§ Brief A:
Please answer these questions about the WLAN Pi text:
(i) Which board is the WLAN Pi based on?
(ii) What kind of Ethernet port does the WLAN Pi come with?
(iii) Where are the results of a remote scan sent?
§ Brief B:
Rewrite the WLAN Pi text from "The WLAN Pi is a" to "Pi project here.", changing "dongle" to "adapter".

§ Document section:
The WLAN Pi is a device designed for assessing, testing, and troubleshooting Wi-Fi networks. It’s a small computer based on the NanoPi Neo2 board that is pre-loaded with a comprehensive set of tools for Wi-Fi professionals, including Kismet, bettercap, HORST, iPerf, and others. It comes with an OLED display, one or two USB ports and a Gigabit Ethernet port. When attaching a compatible Wi-Fi dongle, the WLAN Pi can be used to create a hotspot to profile Wi-Fi clients, run throughput tests, Wi-Fi scanning, packet capturing, and much more. You can find additional information about the WLAN Pi project here.
One of the cool things you can do with the WLAN Pi is to use it as a remote sensor in WiFi Explorer Pro. A remote sensor is a device capable of running a Wi-Fi scan on behalf of WiFi Explorer Pro. The results of a remote scan are sent back to WiFi Explorer Pro and displayed in the same manner as the results produced by a scan using the built-in Wi-Fi adapter on your Mac. This capability enables Wi-Fi engineers, for example, to drop a WLAN Pi in some location and connect back to it to perform Wi-Fi scans when necessary.

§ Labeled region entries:
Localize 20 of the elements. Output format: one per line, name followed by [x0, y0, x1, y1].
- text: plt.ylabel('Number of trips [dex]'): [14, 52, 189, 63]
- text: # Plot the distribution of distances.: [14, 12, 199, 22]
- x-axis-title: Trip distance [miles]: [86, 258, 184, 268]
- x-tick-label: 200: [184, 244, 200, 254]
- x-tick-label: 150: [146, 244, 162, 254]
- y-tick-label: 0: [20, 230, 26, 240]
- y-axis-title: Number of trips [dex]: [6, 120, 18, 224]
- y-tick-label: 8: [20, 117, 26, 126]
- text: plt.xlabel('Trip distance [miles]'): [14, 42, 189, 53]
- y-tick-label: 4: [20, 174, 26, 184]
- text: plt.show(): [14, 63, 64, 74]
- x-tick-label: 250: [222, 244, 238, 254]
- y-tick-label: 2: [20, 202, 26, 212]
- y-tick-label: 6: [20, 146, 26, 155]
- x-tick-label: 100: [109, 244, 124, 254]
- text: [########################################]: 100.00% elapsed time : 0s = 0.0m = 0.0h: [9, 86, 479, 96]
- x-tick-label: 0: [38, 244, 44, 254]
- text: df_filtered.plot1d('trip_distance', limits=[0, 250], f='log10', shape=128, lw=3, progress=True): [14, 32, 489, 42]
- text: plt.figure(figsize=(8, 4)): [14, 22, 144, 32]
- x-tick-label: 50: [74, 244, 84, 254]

§ Complete response A:
(i) The NanoPi Neo2 board.
(ii) A Gigabit Ethernet port.
(iii) Back to WiFi Explorer Pro.

§ Complete response B:
The WLAN Pi is a device designed for assessing, testing, and troubleshooting Wi-Fi networks. It’s a small computer based on the NanoPi Neo2 board that is pre-loaded with a comprehensive set of tools for Wi-Fi professionals, including Kismet, bettercap, HORST, iPerf, and others. It comes with an OLED display, one or two USB ports and a Gigabit Ethernet port. When attaching a compatible Wi-Fi adapter, the WLAN Pi can be used to create a hotspot to profile Wi-Fi clients, run throughput tests, Wi-Fi scanning, packet capturing, and much more. You can find additional information about the WLAN Pi project here.